--- Your goal ---
Look through the records below, and copy out every line that holds the string "úrove".

◆ ◆ ◆ ◆ ◆

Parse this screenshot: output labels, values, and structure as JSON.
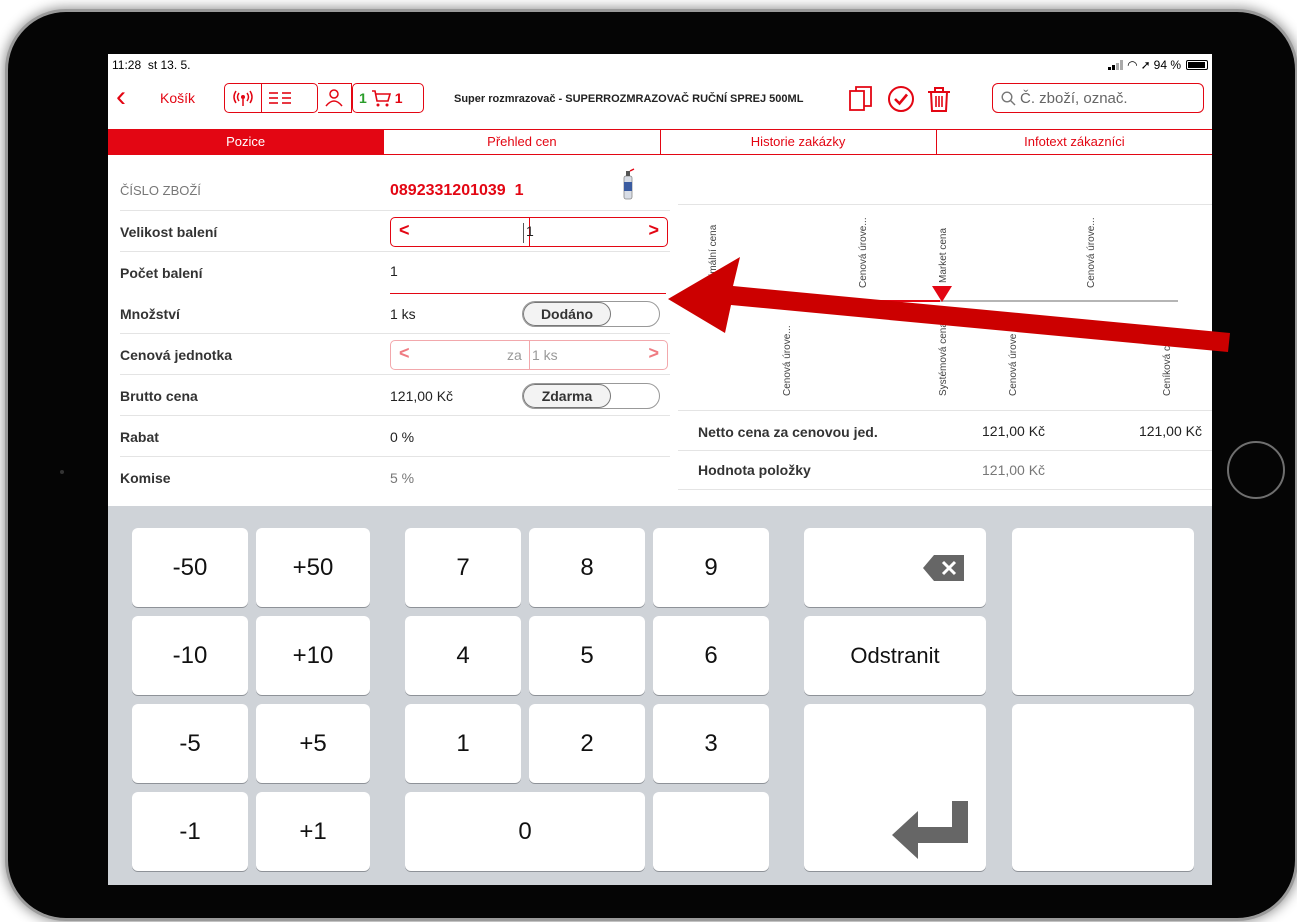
{
  "status_bar": {
    "time": "11:28",
    "date": "st 13. 5.",
    "battery": "94 %"
  },
  "nav": {
    "back_label": "Košík",
    "cart_count_a": "1",
    "cart_count_b": "1",
    "title": "Super rozmrazovač - SUPERROZMRAZOVAČ RUČNÍ SPREJ 500ML",
    "search_placeholder": "Č. zboží, označ."
  },
  "tabs": [
    {
      "label": "Pozice",
      "active": true
    },
    {
      "label": "Přehled cen",
      "active": false
    },
    {
      "label": "Historie zakázky",
      "active": false
    },
    {
      "label": "Infotext zákazníci",
      "active": false
    }
  ],
  "form": {
    "item_number_label": "ČÍSLO ZBOŽÍ",
    "item_number_value": "0892331201039",
    "item_number_suffix": "1",
    "pack_size_label": "Velikost balení",
    "pack_size_value": "1",
    "pack_count_label": "Počet balení",
    "pack_count_value": "1",
    "quantity_label": "Množství",
    "quantity_value": "1 ks",
    "delivered_toggle": "Dodáno",
    "price_unit_label": "Cenová jednotka",
    "price_unit_prefix": "za",
    "price_unit_value": "1 ks",
    "gross_price_label": "Brutto cena",
    "gross_price_value": "121,00 Kč",
    "free_toggle": "Zdarma",
    "discount_label": "Rabat",
    "discount_value": "0 %",
    "commission_label": "Komise",
    "commission_value": "5 %"
  },
  "price_chart": {
    "top_labels": [
      "Minimální cena",
      "Cenová úrove...",
      "Market cena",
      "Cenová úrove..."
    ],
    "bottom_labels": [
      "Cenová úrove...",
      "Systémová cena",
      "Cenová úrove",
      "Ceníková c"
    ]
  },
  "price_table": {
    "net_label": "Netto cena za cenovou jed.",
    "net_value_1": "121,00 Kč",
    "net_value_2": "121,00 Kč",
    "item_value_label": "Hodnota položky",
    "item_value": "121,00 Kč"
  },
  "keypad": {
    "k_m50": "-50",
    "k_p50": "+50",
    "k_m10": "-10",
    "k_p10": "+10",
    "k_m5": "-5",
    "k_p5": "+5",
    "k_m1": "-1",
    "k_p1": "+1",
    "k7": "7",
    "k8": "8",
    "k9": "9",
    "k4": "4",
    "k5": "5",
    "k6": "6",
    "k1": "1",
    "k2": "2",
    "k3": "3",
    "k0": "0",
    "remove": "Odstranit"
  },
  "colors": {
    "accent": "#e30613",
    "annotation_arrow": "#cc0000"
  }
}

◆ ◆ ◆ ◆ ◆

--- Task answer ---
      "Cenová úrove...",
      "Cenová úrove..."
      "Cenová úrove...",
      "Cenová úrove",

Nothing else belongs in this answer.